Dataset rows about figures
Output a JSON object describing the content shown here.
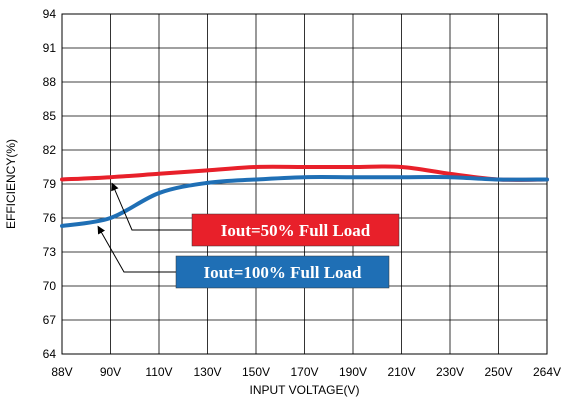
{
  "chart_data": {
    "type": "line",
    "title": "",
    "xlabel": "INPUT  VOLTAGE(V)",
    "ylabel": "EFFICIENCY(%)",
    "x": [
      88,
      90,
      110,
      130,
      150,
      170,
      190,
      210,
      230,
      250,
      264
    ],
    "x_tick_labels": [
      "88V",
      "90V",
      "110V",
      "130V",
      "150V",
      "170V",
      "190V",
      "210V",
      "230V",
      "250V",
      "264V"
    ],
    "y_ticks": [
      64,
      67,
      70,
      73,
      76,
      79,
      82,
      85,
      88,
      91,
      94
    ],
    "ylim": [
      64,
      94
    ],
    "grid": true,
    "legend": "annotation callouts with arrows",
    "series": [
      {
        "name": "Iout=50% Full Load",
        "color": "#e8202a",
        "values": [
          79.4,
          79.6,
          79.9,
          80.2,
          80.5,
          80.5,
          80.5,
          80.5,
          79.9,
          79.4,
          79.4
        ]
      },
      {
        "name": "Iout=100% Full Load",
        "color": "#1f6fb5",
        "values": [
          75.3,
          76.0,
          78.2,
          79.1,
          79.4,
          79.6,
          79.6,
          79.6,
          79.6,
          79.4,
          79.4
        ]
      }
    ],
    "annotations": [
      {
        "text": "Iout=50% Full Load",
        "series": 0,
        "box_color": "#e8202a"
      },
      {
        "text": "Iout=100% Full Load",
        "series": 1,
        "box_color": "#1f6fb5"
      }
    ]
  }
}
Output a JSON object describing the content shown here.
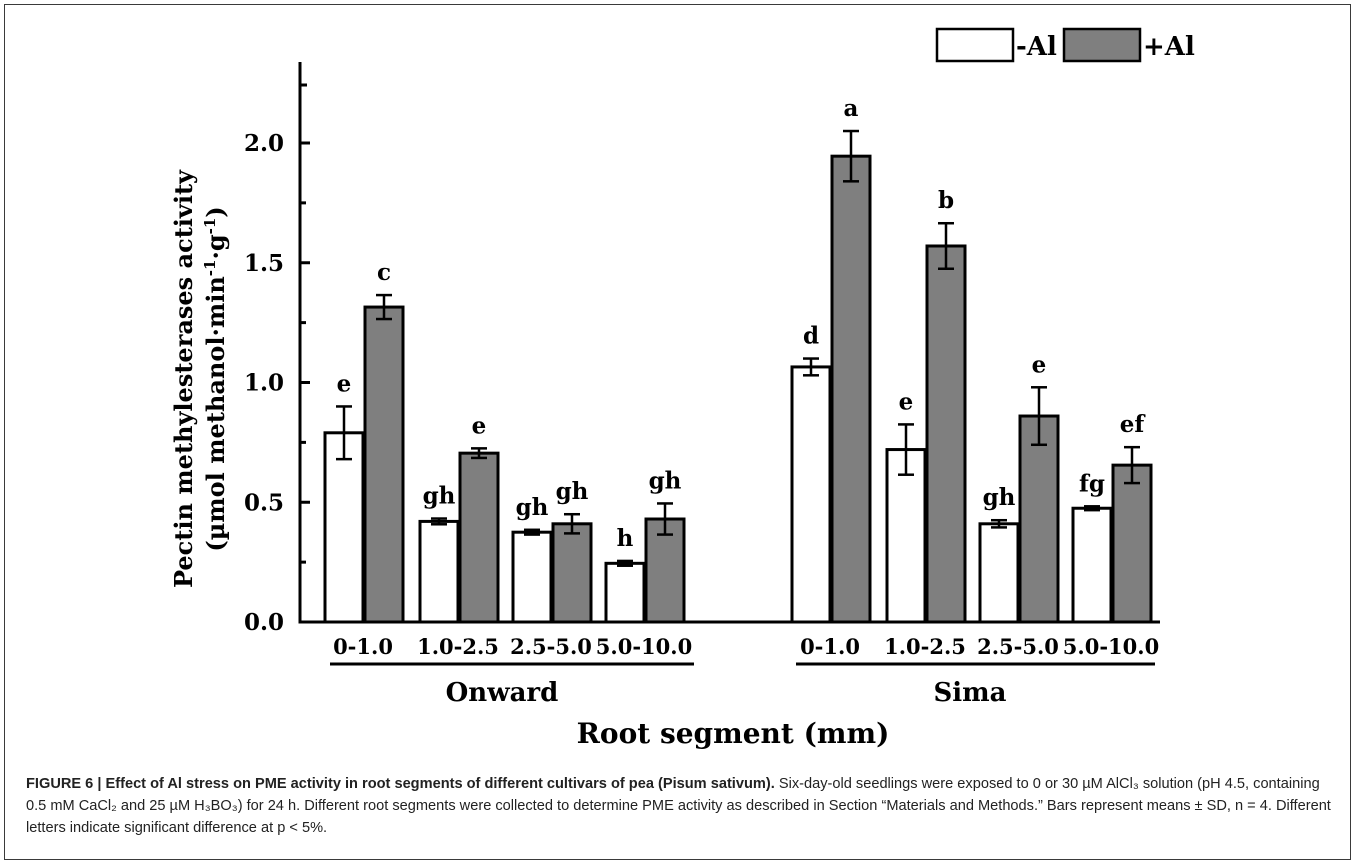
{
  "chart_data": {
    "type": "bar",
    "title": "",
    "ylabel_line1": "Pectin methylesterases activity",
    "ylabel_line2_prefix": "(µmol methanol·min",
    "ylabel_line2_mid": "·g",
    "ylabel_line2_suffix": ")",
    "ylabel_sup": "-1",
    "xlabel": "Root segment (mm)",
    "ylim": [
      0,
      2.3
    ],
    "yticks": [
      0.0,
      0.5,
      1.0,
      1.5,
      2.0
    ],
    "ytick_labels": [
      "0.0",
      "0.5",
      "1.0",
      "1.5",
      "2.0"
    ],
    "legend_position": "top-right",
    "grid": false,
    "series": [
      {
        "name": "-Al",
        "color": "#ffffff"
      },
      {
        "name": "+Al",
        "color": "#7f7f7f"
      }
    ],
    "groups": [
      {
        "name": "Onward",
        "categories": [
          "0-1.0",
          "1.0-2.5",
          "2.5-5.0",
          "5.0-10.0"
        ],
        "minus_al": {
          "values": [
            0.79,
            0.42,
            0.375,
            0.245
          ],
          "sd": [
            0.11,
            0.012,
            0.01,
            0.01
          ],
          "letters": [
            "e",
            "gh",
            "gh",
            "h"
          ]
        },
        "plus_al": {
          "values": [
            1.315,
            0.705,
            0.41,
            0.43
          ],
          "sd": [
            0.05,
            0.02,
            0.04,
            0.065
          ],
          "letters": [
            "c",
            "e",
            "gh",
            "gh"
          ]
        }
      },
      {
        "name": "Sima",
        "categories": [
          "0-1.0",
          "1.0-2.5",
          "2.5-5.0",
          "5.0-10.0"
        ],
        "minus_al": {
          "values": [
            1.065,
            0.72,
            0.41,
            0.475
          ],
          "sd": [
            0.035,
            0.105,
            0.015,
            0.008
          ],
          "letters": [
            "d",
            "e",
            "gh",
            "fg"
          ]
        },
        "plus_al": {
          "values": [
            1.945,
            1.57,
            0.86,
            0.655
          ],
          "sd": [
            0.105,
            0.095,
            0.12,
            0.075
          ],
          "letters": [
            "a",
            "b",
            "e",
            "ef"
          ]
        }
      }
    ]
  },
  "caption": {
    "lead": "FIGURE 6 | Effect of Al stress on PME activity in root segments of different cultivars of pea (Pisum sativum).",
    "body": "Six-day-old seedlings were exposed to 0 or 30 µM AlCl₃ solution (pH 4.5, containing 0.5 mM CaCl₂ and 25 µM H₃BO₃) for 24 h. Different root segments were collected to determine PME activity as described in Section “Materials and Methods.” Bars represent means ± SD, n = 4. Different letters indicate significant difference at p < 5%."
  }
}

Required work
From the listing, copy every line where the string "segments" appears.

Result for this task
    "lead": "FIGURE 6 | Effect of Al stress on PME activity in root segments of different cultivars of pea (Pisum sativum).",
    "body": "Six-day-old seedlings were exposed to 0 or 30 µM AlCl₃ solution (pH 4.5, containing 0.5 mM CaCl₂ and 25 µM H₃BO₃) for 24 h. Different root segments were collected to determine PME activity as described in Section “Materials and Methods.” Bars represent means ± SD, n = 4. Different letters indicate significant difference at p < 5%."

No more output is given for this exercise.